Figure collection entries:

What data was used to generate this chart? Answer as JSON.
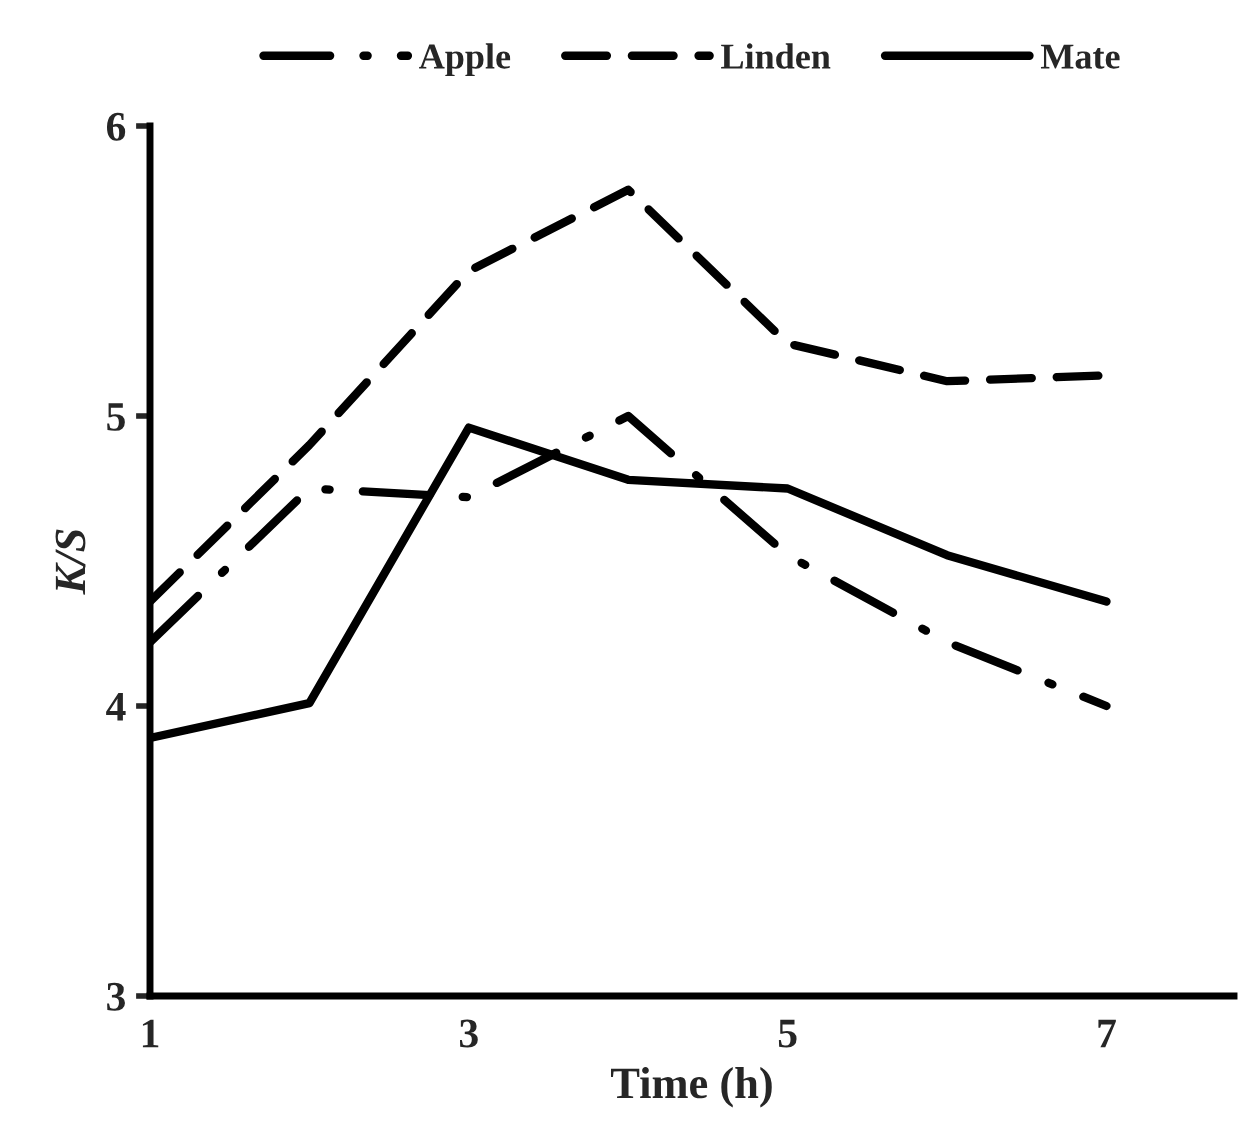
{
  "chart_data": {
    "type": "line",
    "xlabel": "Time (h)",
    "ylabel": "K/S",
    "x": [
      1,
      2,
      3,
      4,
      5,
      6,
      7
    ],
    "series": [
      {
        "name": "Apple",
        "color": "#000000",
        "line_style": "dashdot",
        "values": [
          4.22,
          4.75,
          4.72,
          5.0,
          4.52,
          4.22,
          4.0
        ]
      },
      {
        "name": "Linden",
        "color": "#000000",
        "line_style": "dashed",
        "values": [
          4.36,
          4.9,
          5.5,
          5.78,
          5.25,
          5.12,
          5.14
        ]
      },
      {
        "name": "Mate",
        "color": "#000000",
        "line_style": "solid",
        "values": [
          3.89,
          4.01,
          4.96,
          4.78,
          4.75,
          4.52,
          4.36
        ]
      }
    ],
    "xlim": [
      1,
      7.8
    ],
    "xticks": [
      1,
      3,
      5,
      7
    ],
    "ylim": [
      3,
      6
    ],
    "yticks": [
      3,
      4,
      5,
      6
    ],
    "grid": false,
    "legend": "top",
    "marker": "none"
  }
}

### [WORK TO DO]
Return each line exactly as written. Any picture gets left out.

### [EXERCISE OUTPUT]
What data was used to generate this chart? Answer as JSON.
{
  "chart_data": {
    "type": "line",
    "xlabel": "Time (h)",
    "ylabel": "K/S",
    "x": [
      1,
      2,
      3,
      4,
      5,
      6,
      7
    ],
    "series": [
      {
        "name": "Apple",
        "color": "#000000",
        "line_style": "dashdot",
        "values": [
          4.22,
          4.75,
          4.72,
          5.0,
          4.52,
          4.22,
          4.0
        ]
      },
      {
        "name": "Linden",
        "color": "#000000",
        "line_style": "dashed",
        "values": [
          4.36,
          4.9,
          5.5,
          5.78,
          5.25,
          5.12,
          5.14
        ]
      },
      {
        "name": "Mate",
        "color": "#000000",
        "line_style": "solid",
        "values": [
          3.89,
          4.01,
          4.96,
          4.78,
          4.75,
          4.52,
          4.36
        ]
      }
    ],
    "xlim": [
      1,
      7.8
    ],
    "xticks": [
      1,
      3,
      5,
      7
    ],
    "ylim": [
      3,
      6
    ],
    "yticks": [
      3,
      4,
      5,
      6
    ],
    "grid": false,
    "legend": "top",
    "marker": "none"
  }
}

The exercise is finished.